_MATERIAL PROVIDED_
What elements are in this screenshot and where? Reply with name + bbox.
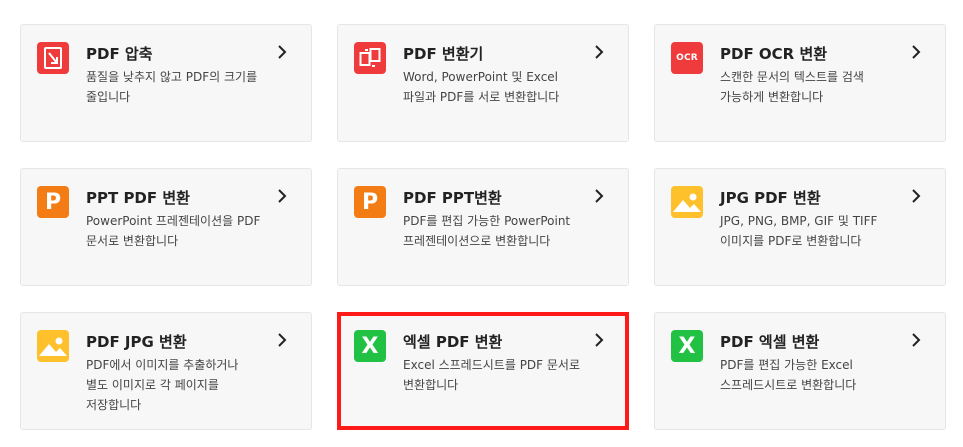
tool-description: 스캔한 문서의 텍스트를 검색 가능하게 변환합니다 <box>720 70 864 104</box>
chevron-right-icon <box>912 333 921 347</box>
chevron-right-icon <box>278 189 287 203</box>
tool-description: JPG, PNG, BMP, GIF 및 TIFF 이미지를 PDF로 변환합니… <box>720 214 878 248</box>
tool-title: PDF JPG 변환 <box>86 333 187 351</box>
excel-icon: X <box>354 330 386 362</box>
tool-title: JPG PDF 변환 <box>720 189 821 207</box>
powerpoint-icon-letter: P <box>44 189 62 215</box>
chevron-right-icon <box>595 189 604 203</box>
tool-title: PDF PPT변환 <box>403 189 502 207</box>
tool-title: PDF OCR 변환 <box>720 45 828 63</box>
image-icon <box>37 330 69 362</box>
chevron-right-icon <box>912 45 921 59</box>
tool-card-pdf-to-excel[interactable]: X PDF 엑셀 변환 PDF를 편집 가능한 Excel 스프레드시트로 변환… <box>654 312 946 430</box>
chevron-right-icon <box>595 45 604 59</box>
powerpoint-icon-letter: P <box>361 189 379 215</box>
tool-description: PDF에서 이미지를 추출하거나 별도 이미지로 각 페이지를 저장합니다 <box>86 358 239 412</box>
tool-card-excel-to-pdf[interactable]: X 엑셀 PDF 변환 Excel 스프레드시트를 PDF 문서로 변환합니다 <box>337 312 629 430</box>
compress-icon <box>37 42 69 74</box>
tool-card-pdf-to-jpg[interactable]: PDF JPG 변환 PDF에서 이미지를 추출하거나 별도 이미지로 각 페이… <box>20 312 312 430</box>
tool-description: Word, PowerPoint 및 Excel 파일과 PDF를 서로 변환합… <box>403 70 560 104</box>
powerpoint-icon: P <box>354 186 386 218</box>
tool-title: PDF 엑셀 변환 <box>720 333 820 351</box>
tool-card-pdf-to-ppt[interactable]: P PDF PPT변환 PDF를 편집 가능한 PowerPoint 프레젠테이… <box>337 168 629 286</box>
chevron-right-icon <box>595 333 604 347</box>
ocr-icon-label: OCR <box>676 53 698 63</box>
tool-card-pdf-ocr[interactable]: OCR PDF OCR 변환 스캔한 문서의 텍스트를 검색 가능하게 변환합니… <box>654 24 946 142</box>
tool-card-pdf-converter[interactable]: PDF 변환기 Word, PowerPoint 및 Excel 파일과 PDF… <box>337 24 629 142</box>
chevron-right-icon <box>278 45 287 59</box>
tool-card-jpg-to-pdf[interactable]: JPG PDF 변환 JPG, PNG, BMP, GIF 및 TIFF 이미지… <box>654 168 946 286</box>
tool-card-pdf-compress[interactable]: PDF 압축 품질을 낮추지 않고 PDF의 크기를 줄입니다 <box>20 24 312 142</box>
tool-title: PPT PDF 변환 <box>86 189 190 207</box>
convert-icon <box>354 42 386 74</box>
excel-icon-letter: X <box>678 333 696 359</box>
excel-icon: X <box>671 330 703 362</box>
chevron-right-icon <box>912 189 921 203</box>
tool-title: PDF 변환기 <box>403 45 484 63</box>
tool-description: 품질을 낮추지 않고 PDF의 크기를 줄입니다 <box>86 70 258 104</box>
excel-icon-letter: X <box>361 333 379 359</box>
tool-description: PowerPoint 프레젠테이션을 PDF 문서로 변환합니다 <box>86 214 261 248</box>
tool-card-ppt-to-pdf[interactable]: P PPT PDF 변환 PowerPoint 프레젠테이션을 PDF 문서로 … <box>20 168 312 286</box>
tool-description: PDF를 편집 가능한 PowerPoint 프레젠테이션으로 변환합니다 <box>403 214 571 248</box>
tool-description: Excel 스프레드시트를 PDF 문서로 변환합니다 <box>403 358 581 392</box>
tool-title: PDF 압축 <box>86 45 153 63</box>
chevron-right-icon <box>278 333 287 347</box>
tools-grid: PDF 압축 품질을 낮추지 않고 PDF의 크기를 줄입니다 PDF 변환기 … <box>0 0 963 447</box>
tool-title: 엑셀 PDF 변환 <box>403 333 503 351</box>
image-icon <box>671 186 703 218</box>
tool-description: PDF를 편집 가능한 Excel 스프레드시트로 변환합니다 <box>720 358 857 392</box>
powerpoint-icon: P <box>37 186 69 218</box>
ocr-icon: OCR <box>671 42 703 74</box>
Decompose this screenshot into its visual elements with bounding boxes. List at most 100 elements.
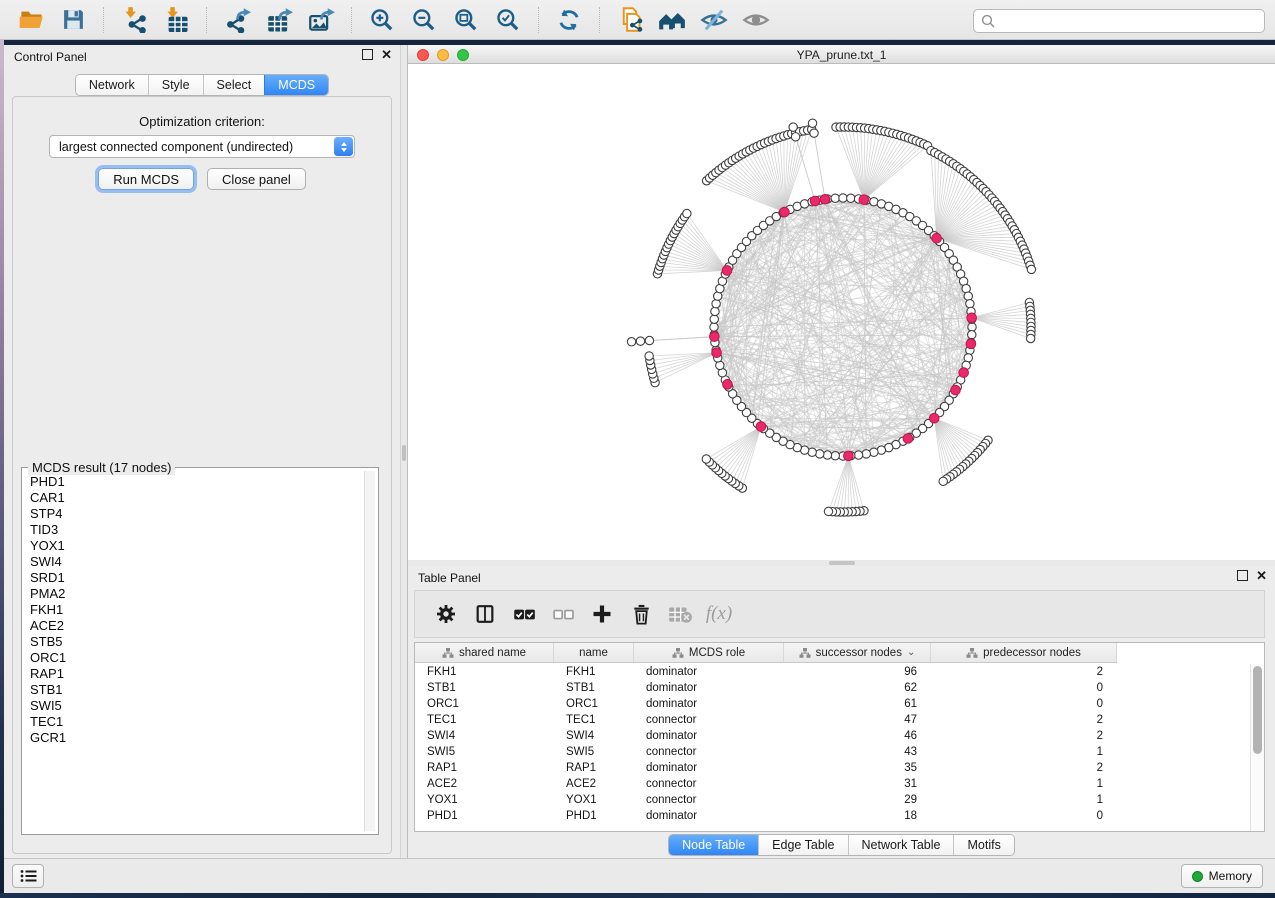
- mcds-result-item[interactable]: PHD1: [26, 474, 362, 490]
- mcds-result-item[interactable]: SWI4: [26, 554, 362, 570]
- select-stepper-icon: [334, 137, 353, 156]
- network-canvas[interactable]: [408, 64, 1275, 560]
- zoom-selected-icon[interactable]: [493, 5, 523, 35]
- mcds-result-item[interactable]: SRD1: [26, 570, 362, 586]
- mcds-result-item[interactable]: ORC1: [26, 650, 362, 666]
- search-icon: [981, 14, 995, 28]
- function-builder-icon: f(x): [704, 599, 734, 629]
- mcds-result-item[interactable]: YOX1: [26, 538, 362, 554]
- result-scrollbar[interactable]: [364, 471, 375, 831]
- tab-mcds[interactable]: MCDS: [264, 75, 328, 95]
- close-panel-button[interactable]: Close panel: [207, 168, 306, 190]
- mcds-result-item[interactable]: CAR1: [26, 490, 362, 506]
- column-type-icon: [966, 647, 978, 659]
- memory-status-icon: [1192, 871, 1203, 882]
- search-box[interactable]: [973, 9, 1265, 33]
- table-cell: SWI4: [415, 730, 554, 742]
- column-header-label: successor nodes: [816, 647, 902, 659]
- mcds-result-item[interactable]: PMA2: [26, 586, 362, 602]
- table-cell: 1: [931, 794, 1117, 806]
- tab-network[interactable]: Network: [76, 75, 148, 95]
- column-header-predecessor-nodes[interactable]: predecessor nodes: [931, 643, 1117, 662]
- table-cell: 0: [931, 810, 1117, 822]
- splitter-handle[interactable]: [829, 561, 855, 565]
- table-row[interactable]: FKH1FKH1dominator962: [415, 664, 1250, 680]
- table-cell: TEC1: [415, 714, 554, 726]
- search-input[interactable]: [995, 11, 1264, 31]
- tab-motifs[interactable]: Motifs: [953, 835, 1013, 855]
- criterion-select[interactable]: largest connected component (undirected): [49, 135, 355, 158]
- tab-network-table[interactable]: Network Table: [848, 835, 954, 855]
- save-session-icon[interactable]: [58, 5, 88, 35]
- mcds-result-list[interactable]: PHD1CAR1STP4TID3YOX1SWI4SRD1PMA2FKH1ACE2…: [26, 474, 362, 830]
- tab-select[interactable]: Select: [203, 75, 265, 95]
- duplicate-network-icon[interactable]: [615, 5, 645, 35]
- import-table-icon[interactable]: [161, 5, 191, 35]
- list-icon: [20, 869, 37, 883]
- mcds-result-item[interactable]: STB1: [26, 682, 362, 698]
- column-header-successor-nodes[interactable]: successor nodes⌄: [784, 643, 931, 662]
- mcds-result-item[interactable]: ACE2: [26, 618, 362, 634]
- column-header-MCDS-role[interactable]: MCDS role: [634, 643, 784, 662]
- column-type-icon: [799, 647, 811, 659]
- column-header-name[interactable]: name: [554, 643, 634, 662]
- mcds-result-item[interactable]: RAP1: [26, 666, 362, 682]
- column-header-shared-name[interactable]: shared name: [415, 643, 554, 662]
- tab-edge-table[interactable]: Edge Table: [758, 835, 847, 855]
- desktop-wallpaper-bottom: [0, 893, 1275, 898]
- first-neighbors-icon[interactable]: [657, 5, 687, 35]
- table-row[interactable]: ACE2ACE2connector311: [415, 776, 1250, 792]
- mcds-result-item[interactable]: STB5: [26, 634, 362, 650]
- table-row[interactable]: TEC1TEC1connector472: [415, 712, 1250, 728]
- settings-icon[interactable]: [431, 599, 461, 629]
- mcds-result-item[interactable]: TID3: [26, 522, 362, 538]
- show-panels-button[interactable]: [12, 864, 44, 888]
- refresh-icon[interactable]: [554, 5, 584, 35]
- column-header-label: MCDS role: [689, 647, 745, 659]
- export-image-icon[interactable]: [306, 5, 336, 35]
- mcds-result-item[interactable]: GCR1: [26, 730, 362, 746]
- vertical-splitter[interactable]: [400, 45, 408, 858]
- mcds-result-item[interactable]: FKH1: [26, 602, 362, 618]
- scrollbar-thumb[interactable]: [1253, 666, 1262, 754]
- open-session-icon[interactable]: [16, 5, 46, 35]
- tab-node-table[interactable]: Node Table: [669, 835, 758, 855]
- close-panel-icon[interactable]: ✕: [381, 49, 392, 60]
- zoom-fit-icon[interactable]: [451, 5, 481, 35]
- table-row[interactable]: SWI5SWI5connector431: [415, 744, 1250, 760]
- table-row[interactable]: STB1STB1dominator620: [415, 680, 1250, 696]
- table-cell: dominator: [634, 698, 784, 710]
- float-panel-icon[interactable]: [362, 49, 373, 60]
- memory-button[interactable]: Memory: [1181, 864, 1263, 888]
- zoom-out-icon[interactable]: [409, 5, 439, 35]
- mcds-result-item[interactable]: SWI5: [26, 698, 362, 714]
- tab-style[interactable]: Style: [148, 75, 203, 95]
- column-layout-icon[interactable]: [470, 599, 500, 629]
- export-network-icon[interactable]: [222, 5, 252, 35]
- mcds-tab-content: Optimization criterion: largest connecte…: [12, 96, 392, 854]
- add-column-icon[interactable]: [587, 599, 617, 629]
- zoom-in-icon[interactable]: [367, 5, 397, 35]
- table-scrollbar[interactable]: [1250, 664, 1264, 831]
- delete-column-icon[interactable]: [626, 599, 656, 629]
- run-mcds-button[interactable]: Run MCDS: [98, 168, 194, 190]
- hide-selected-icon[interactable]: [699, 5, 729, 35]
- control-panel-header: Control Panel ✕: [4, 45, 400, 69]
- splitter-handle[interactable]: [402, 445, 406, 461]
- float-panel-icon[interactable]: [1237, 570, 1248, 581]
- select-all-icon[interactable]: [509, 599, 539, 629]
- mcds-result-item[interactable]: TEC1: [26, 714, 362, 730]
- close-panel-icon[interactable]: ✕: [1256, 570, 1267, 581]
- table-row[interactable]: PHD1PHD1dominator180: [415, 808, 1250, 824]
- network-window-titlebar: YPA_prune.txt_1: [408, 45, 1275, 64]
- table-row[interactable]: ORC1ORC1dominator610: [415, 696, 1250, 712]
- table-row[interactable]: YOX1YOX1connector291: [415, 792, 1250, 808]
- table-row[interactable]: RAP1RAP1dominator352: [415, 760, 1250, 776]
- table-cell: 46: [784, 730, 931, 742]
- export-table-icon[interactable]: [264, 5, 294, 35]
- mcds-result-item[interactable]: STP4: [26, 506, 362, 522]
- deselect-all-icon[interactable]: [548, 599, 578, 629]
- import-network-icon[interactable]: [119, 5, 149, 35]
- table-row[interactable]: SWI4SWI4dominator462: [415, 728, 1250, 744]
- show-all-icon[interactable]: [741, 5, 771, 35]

_WORK REQUIRED_
Please reproduce the material starting at the line that contains "tool-description: 스캔한 문서의" and ending at the line that contains "tool-title: JPG PDF", both included.

_RESPONSE_
tool-description: 스캔한 문서의 텍스트를 검색 가능하게 변환합니다 <box>720 70 864 104</box>
chevron-right-icon <box>912 333 921 347</box>
chevron-right-icon <box>278 189 287 203</box>
tool-description: JPG, PNG, BMP, GIF 및 TIFF 이미지를 PDF로 변환합니… <box>720 214 878 248</box>
tool-title: PDF JPG 변환 <box>86 333 187 351</box>
excel-icon: X <box>354 330 386 362</box>
tool-title: JPG PDF 변환 <box>720 189 821 207</box>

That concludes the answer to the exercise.